-- begin Provided data --
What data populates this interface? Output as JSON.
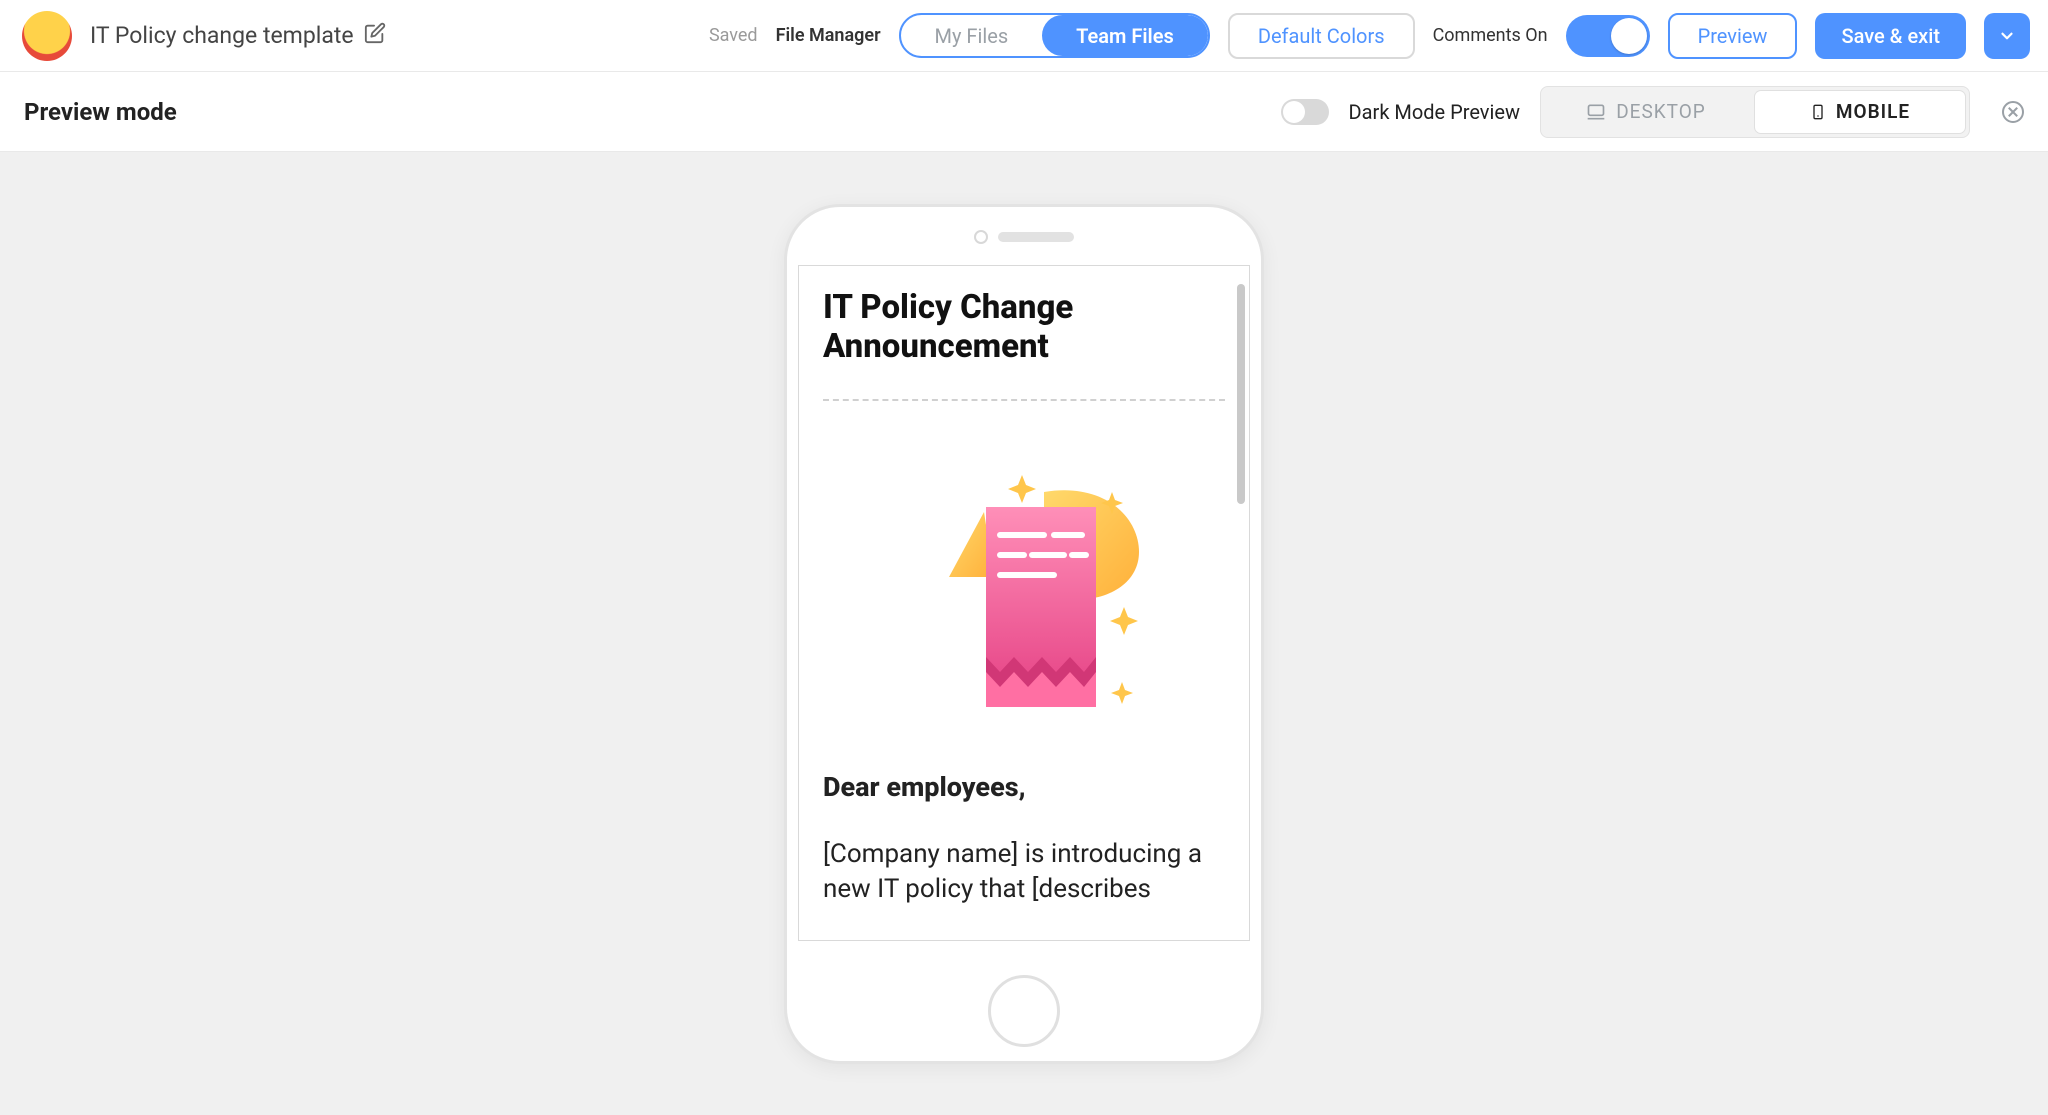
{
  "header": {
    "doc_title": "IT Policy change template",
    "saved_label": "Saved",
    "file_manager_label": "File Manager",
    "files_seg": {
      "my_files": "My Files",
      "team_files": "Team Files"
    },
    "default_colors": "Default Colors",
    "comments_on": "Comments On",
    "preview_btn": "Preview",
    "save_exit": "Save & exit"
  },
  "subbar": {
    "preview_mode": "Preview mode",
    "dark_mode_label": "Dark Mode Preview",
    "device": {
      "desktop": "DESKTOP",
      "mobile": "MOBILE"
    }
  },
  "email": {
    "title": "IT Policy Change Announcement",
    "greeting": "Dear employees,",
    "body": "[Company name] is introducing a new IT policy that [describes"
  },
  "colors": {
    "primary": "#4f93ff",
    "canvas_bg": "#f0f0f0"
  }
}
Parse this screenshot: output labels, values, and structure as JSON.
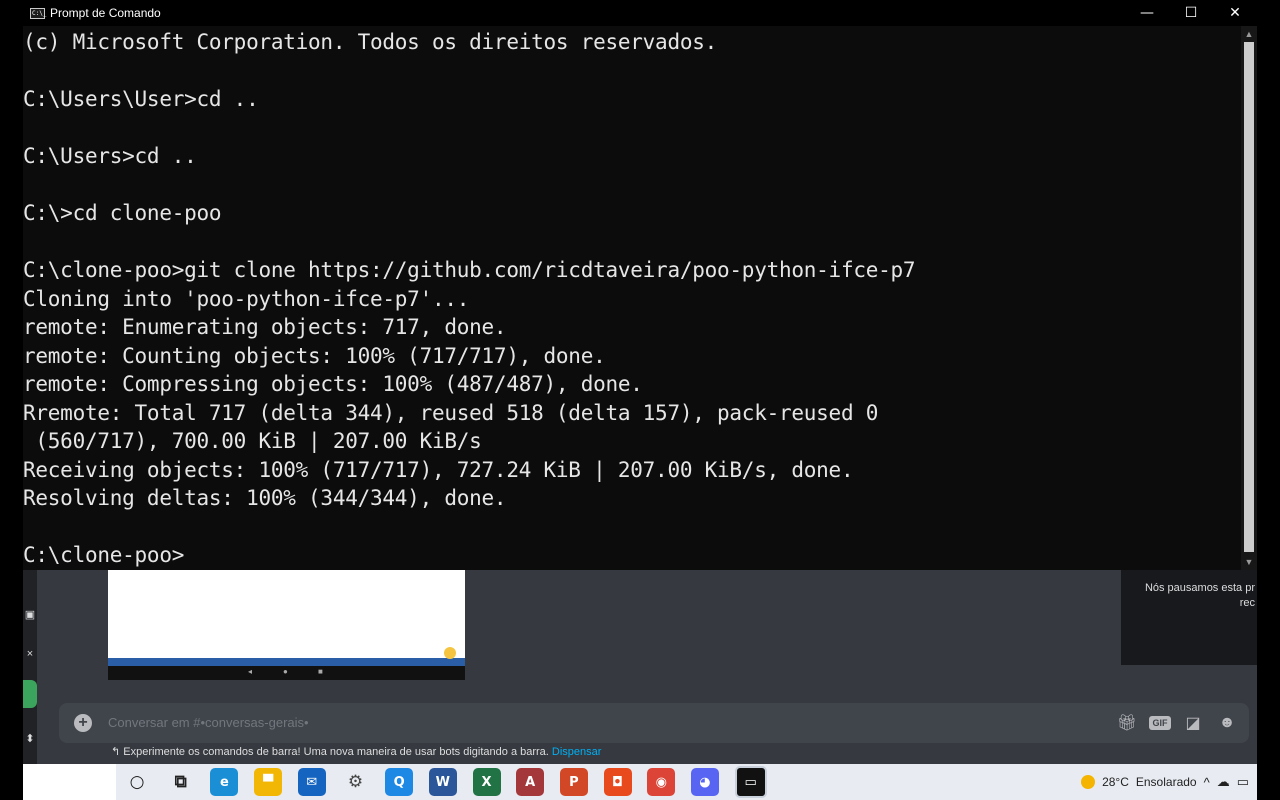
{
  "window": {
    "title": "Prompt de Comando",
    "icon_label": "C:\\_",
    "minimize": "—",
    "maximize": "☐",
    "close": "✕"
  },
  "terminal_lines": [
    "(c) Microsoft Corporation. Todos os direitos reservados.",
    "",
    "C:\\Users\\User>cd ..",
    "",
    "C:\\Users>cd ..",
    "",
    "C:\\>cd clone-poo",
    "",
    "C:\\clone-poo>git clone https://github.com/ricdtaveira/poo-python-ifce-p7",
    "Cloning into 'poo-python-ifce-p7'...",
    "remote: Enumerating objects: 717, done.",
    "remote: Counting objects: 100% (717/717), done.",
    "remote: Compressing objects: 100% (487/487), done.",
    "Rremote: Total 717 (delta 344), reused 518 (delta 157), pack-reused 0",
    " (560/717), 700.00 KiB | 207.00 KiB/s",
    "Receiving objects: 100% (717/717), 727.24 KiB | 207.00 KiB/s, done.",
    "Resolving deltas: 100% (344/344), done.",
    "",
    "C:\\clone-poo>"
  ],
  "discord": {
    "chat_placeholder": "Conversar em #•conversas-gerais•",
    "add_symbol": "+",
    "gif_label": "GIF",
    "stream_message": "Nós pausamos esta pr rec",
    "stream_message_line1": "Nós pausamos esta pr",
    "stream_message_line2": "rec",
    "tip_text": "Experimente os comandos de barra! Uma nova maneira de usar bots digitando a barra.",
    "tip_link": "Dispensar",
    "tip_icon": "↰",
    "rail_icons": [
      "▣",
      "×",
      "⬍"
    ],
    "embed_nav": [
      "◂",
      "●",
      "■"
    ]
  },
  "taskbar": {
    "icons": [
      {
        "name": "search",
        "glyph": "○",
        "color": "#222222"
      },
      {
        "name": "task-view",
        "glyph": "⧉",
        "color": "#222222"
      },
      {
        "name": "edge",
        "glyph": "e",
        "color": "#1a8fd6"
      },
      {
        "name": "file-explorer",
        "glyph": "▀",
        "color": "#f2b705"
      },
      {
        "name": "mail",
        "glyph": "✉",
        "color": "#1565c0"
      },
      {
        "name": "settings",
        "glyph": "⚙",
        "color": "#444444"
      },
      {
        "name": "app-q",
        "glyph": "Q",
        "color": "#1e88e5"
      },
      {
        "name": "word",
        "glyph": "W",
        "color": "#2b579a"
      },
      {
        "name": "excel",
        "glyph": "X",
        "color": "#217346"
      },
      {
        "name": "access",
        "glyph": "A",
        "color": "#a4373a"
      },
      {
        "name": "powerpoint",
        "glyph": "P",
        "color": "#d24726"
      },
      {
        "name": "app-orange",
        "glyph": "◘",
        "color": "#e8491d"
      },
      {
        "name": "chrome",
        "glyph": "◉",
        "color": "#db4437"
      },
      {
        "name": "discord",
        "glyph": "◕",
        "color": "#5865f2"
      },
      {
        "name": "command-prompt",
        "glyph": "▭",
        "color": "#111111"
      }
    ],
    "temperature": "28°C",
    "weather": "Ensolarado",
    "tray_symbols": [
      "^",
      "☁",
      "▭"
    ]
  },
  "colors": {
    "terminal_bg": "#0c0c0c",
    "terminal_text": "#e6e6e6",
    "discord_bg": "#36393f",
    "discord_link": "#00aff4",
    "taskbar_bg": "#e8ecf2"
  }
}
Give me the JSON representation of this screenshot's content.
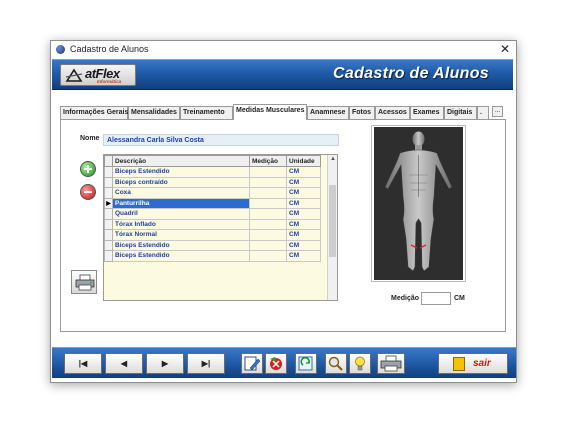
{
  "window": {
    "title": "Cadastro de Alunos",
    "close_symbol": "✕"
  },
  "banner": {
    "logo_text": "atFlex",
    "logo_subtext": "Informática",
    "title": "Cadastro de Alunos",
    "brand_color": "#1f5ba8"
  },
  "tabs": [
    {
      "label": "Informações Gerais",
      "active": false
    },
    {
      "label": "Mensalidades",
      "active": false
    },
    {
      "label": "Treinamento",
      "active": false
    },
    {
      "label": "Medidas Musculares",
      "active": true
    },
    {
      "label": "Anamnese",
      "active": false
    },
    {
      "label": "Fotos",
      "active": false
    },
    {
      "label": "Acessos",
      "active": false
    },
    {
      "label": "Exames",
      "active": false
    },
    {
      "label": "Digitais",
      "active": false
    },
    {
      "label": ".",
      "active": false
    }
  ],
  "tab_overflow": "...",
  "form": {
    "name_label": "Nome",
    "name_value": "Alessandra Carla Silva Costa"
  },
  "grid": {
    "columns": [
      "Descrição",
      "Medição",
      "Unidade"
    ],
    "current_row_marker": "▶",
    "rows": [
      {
        "descricao": "Biceps Estendido",
        "medicao": "",
        "unidade": "CM"
      },
      {
        "descricao": "Biceps contraído",
        "medicao": "",
        "unidade": "CM"
      },
      {
        "descricao": "Coxa",
        "medicao": "",
        "unidade": "CM"
      },
      {
        "descricao": "Panturrilha",
        "medicao": "",
        "unidade": "CM"
      },
      {
        "descricao": "Quadril",
        "medicao": "",
        "unidade": "CM"
      },
      {
        "descricao": "Tórax Inflado",
        "medicao": "",
        "unidade": "CM"
      },
      {
        "descricao": "Tórax Normal",
        "medicao": "",
        "unidade": "CM"
      },
      {
        "descricao": "Biceps Estendido",
        "medicao": "",
        "unidade": "CM"
      },
      {
        "descricao": "Biceps Estendido",
        "medicao": "",
        "unidade": "CM"
      }
    ],
    "selected_row": 3
  },
  "medicao": {
    "label": "Medição",
    "value": "",
    "unit": "CM"
  },
  "toolbar": {
    "first": "|◀",
    "prev": "◀",
    "next": "▶",
    "last": "▶|",
    "exit_label": "sair"
  }
}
-- end Provided data --
▸ **Job**:
Write out the records above exactly as they stand, leaving out every picture.

▸ **Correct result**:
What data populates this interface? Output as JSON.
{
  "header": {
    "doc_title": "IT Policy change template",
    "saved_label": "Saved",
    "file_manager_label": "File Manager",
    "files_seg": {
      "my_files": "My Files",
      "team_files": "Team Files"
    },
    "default_colors": "Default Colors",
    "comments_on": "Comments On",
    "preview_btn": "Preview",
    "save_exit": "Save & exit"
  },
  "subbar": {
    "preview_mode": "Preview mode",
    "dark_mode_label": "Dark Mode Preview",
    "device": {
      "desktop": "DESKTOP",
      "mobile": "MOBILE"
    }
  },
  "email": {
    "title": "IT Policy Change Announcement",
    "greeting": "Dear employees,",
    "body": "[Company name] is introducing a new IT policy that [describes"
  },
  "colors": {
    "primary": "#4f93ff",
    "canvas_bg": "#f0f0f0"
  }
}
Parse this screenshot: output labels, values, and structure as JSON.
{
  "window": {
    "title": "Prompt de Comando",
    "icon_label": "C:\\_",
    "minimize": "—",
    "maximize": "☐",
    "close": "✕"
  },
  "terminal_lines": [
    "(c) Microsoft Corporation. Todos os direitos reservados.",
    "",
    "C:\\Users\\User>cd ..",
    "",
    "C:\\Users>cd ..",
    "",
    "C:\\>cd clone-poo",
    "",
    "C:\\clone-poo>git clone https://github.com/ricdtaveira/poo-python-ifce-p7",
    "Cloning into 'poo-python-ifce-p7'...",
    "remote: Enumerating objects: 717, done.",
    "remote: Counting objects: 100% (717/717), done.",
    "remote: Compressing objects: 100% (487/487), done.",
    "Rremote: Total 717 (delta 344), reused 518 (delta 157), pack-reused 0",
    " (560/717), 700.00 KiB | 207.00 KiB/s",
    "Receiving objects: 100% (717/717), 727.24 KiB | 207.00 KiB/s, done.",
    "Resolving deltas: 100% (344/344), done.",
    "",
    "C:\\clone-poo>"
  ],
  "discord": {
    "chat_placeholder": "Conversar em #•conversas-gerais•",
    "add_symbol": "+",
    "gif_label": "GIF",
    "stream_message": "Nós pausamos esta pr rec",
    "stream_message_line1": "Nós pausamos esta pr",
    "stream_message_line2": "rec",
    "tip_text": "Experimente os comandos de barra! Uma nova maneira de usar bots digitando a barra.",
    "tip_link": "Dispensar",
    "tip_icon": "↰",
    "rail_icons": [
      "▣",
      "×",
      "⬍"
    ],
    "embed_nav": [
      "◂",
      "●",
      "■"
    ]
  },
  "taskbar": {
    "icons": [
      {
        "name": "search",
        "glyph": "○",
        "color": "#222222"
      },
      {
        "name": "task-view",
        "glyph": "⧉",
        "color": "#222222"
      },
      {
        "name": "edge",
        "glyph": "e",
        "color": "#1a8fd6"
      },
      {
        "name": "file-explorer",
        "glyph": "▀",
        "color": "#f2b705"
      },
      {
        "name": "mail",
        "glyph": "✉",
        "color": "#1565c0"
      },
      {
        "name": "settings",
        "glyph": "⚙",
        "color": "#444444"
      },
      {
        "name": "app-q",
        "glyph": "Q",
        "color": "#1e88e5"
      },
      {
        "name": "word",
        "glyph": "W",
        "color": "#2b579a"
      },
      {
        "name": "excel",
        "glyph": "X",
        "color": "#217346"
      },
      {
        "name": "access",
        "glyph": "A",
        "color": "#a4373a"
      },
      {
        "name": "powerpoint",
        "glyph": "P",
        "color": "#d24726"
      },
      {
        "name": "app-orange",
        "glyph": "◘",
        "color": "#e8491d"
      },
      {
        "name": "chrome",
        "glyph": "◉",
        "color": "#db4437"
      },
      {
        "name": "discord",
        "glyph": "◕",
        "color": "#5865f2"
      },
      {
        "name": "command-prompt",
        "glyph": "▭",
        "color": "#111111"
      }
    ],
    "temperature": "28°C",
    "weather": "Ensolarado",
    "tray_symbols": [
      "^",
      "☁",
      "▭"
    ]
  },
  "colors": {
    "terminal_bg": "#0c0c0c",
    "terminal_text": "#e6e6e6",
    "discord_bg": "#36393f",
    "discord_link": "#00aff4",
    "taskbar_bg": "#e8ecf2"
  }
}
Give me the JSON representation of this screenshot's content.
{
  "window": {
    "title": "Cadastro de Alunos",
    "close_symbol": "✕"
  },
  "banner": {
    "logo_text": "atFlex",
    "logo_subtext": "Informática",
    "title": "Cadastro de Alunos",
    "brand_color": "#1f5ba8"
  },
  "tabs": [
    {
      "label": "Informações Gerais",
      "active": false
    },
    {
      "label": "Mensalidades",
      "active": false
    },
    {
      "label": "Treinamento",
      "active": false
    },
    {
      "label": "Medidas Musculares",
      "active": true
    },
    {
      "label": "Anamnese",
      "active": false
    },
    {
      "label": "Fotos",
      "active": false
    },
    {
      "label": "Acessos",
      "active": false
    },
    {
      "label": "Exames",
      "active": false
    },
    {
      "label": "Digitais",
      "active": false
    },
    {
      "label": ".",
      "active": false
    }
  ],
  "tab_overflow": "...",
  "form": {
    "name_label": "Nome",
    "name_value": "Alessandra Carla Silva Costa"
  },
  "grid": {
    "columns": [
      "Descrição",
      "Medição",
      "Unidade"
    ],
    "current_row_marker": "▶",
    "rows": [
      {
        "descricao": "Biceps Estendido",
        "medicao": "",
        "unidade": "CM"
      },
      {
        "descricao": "Biceps contraído",
        "medicao": "",
        "unidade": "CM"
      },
      {
        "descricao": "Coxa",
        "medicao": "",
        "unidade": "CM"
      },
      {
        "descricao": "Panturrilha",
        "medicao": "",
        "unidade": "CM"
      },
      {
        "descricao": "Quadril",
        "medicao": "",
        "unidade": "CM"
      },
      {
        "descricao": "Tórax Inflado",
        "medicao": "",
        "unidade": "CM"
      },
      {
        "descricao": "Tórax Normal",
        "medicao": "",
        "unidade": "CM"
      },
      {
        "descricao": "Biceps Estendido",
        "medicao": "",
        "unidade": "CM"
      },
      {
        "descricao": "Biceps Estendido",
        "medicao": "",
        "unidade": "CM"
      }
    ],
    "selected_row": 3
  },
  "medicao": {
    "label": "Medição",
    "value": "",
    "unit": "CM"
  },
  "toolbar": {
    "first": "|◀",
    "prev": "◀",
    "next": "▶",
    "last": "▶|",
    "exit_label": "sair"
  }
}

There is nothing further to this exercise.